[Task instructions]
List all the lines in these records that hold "Ranks".

[Entries provided]
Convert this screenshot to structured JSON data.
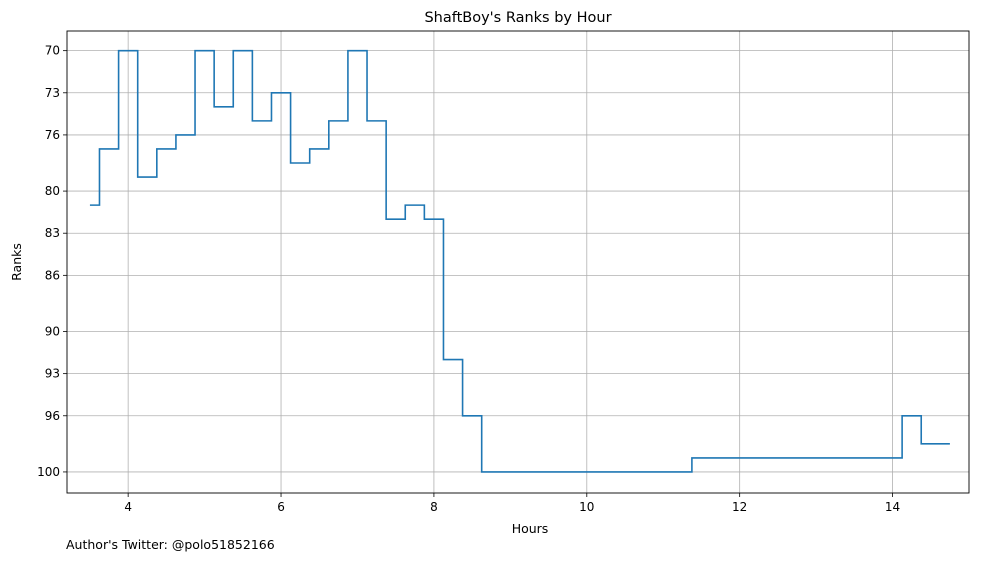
{
  "chart_data": {
    "type": "line",
    "title": "ShaftBoy's Ranks by Hour",
    "xlabel": "Hours",
    "ylabel": "Ranks",
    "xlim": [
      3.2,
      15.0
    ],
    "ylim": [
      101.5,
      68.6
    ],
    "y_inverted": true,
    "step": "mid",
    "grid": true,
    "xticks": [
      4,
      6,
      8,
      10,
      12,
      14
    ],
    "yticks": [
      70,
      73,
      76,
      80,
      83,
      86,
      90,
      93,
      96,
      100
    ],
    "series": [
      {
        "color": "#1f77b4",
        "x": [
          3.5,
          3.75,
          4.0,
          4.25,
          4.5,
          4.75,
          5.0,
          5.25,
          5.5,
          5.75,
          6.0,
          6.25,
          6.5,
          6.75,
          7.0,
          7.25,
          7.5,
          7.75,
          8.0,
          8.25,
          8.5,
          8.75,
          9.0,
          9.25,
          9.5,
          9.75,
          10.0,
          10.25,
          10.5,
          10.75,
          11.0,
          11.25,
          11.5,
          11.75,
          12.0,
          12.25,
          12.5,
          12.75,
          13.0,
          13.25,
          13.5,
          13.75,
          14.0,
          14.25,
          14.5,
          14.75
        ],
        "y": [
          81,
          77,
          70,
          79,
          77,
          76,
          70,
          74,
          70,
          75,
          73,
          78,
          77,
          75,
          70,
          75,
          82,
          81,
          82,
          92,
          96,
          100,
          100,
          100,
          100,
          100,
          100,
          100,
          100,
          100,
          100,
          100,
          99,
          99,
          99,
          99,
          99,
          99,
          99,
          99,
          99,
          99,
          99,
          96,
          98,
          98
        ]
      }
    ]
  },
  "footer": {
    "author": "Author's Twitter: @polo51852166"
  }
}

[Complete answer]
    "title": "ShaftBoy's Ranks by Hour",
    "ylabel": "Ranks",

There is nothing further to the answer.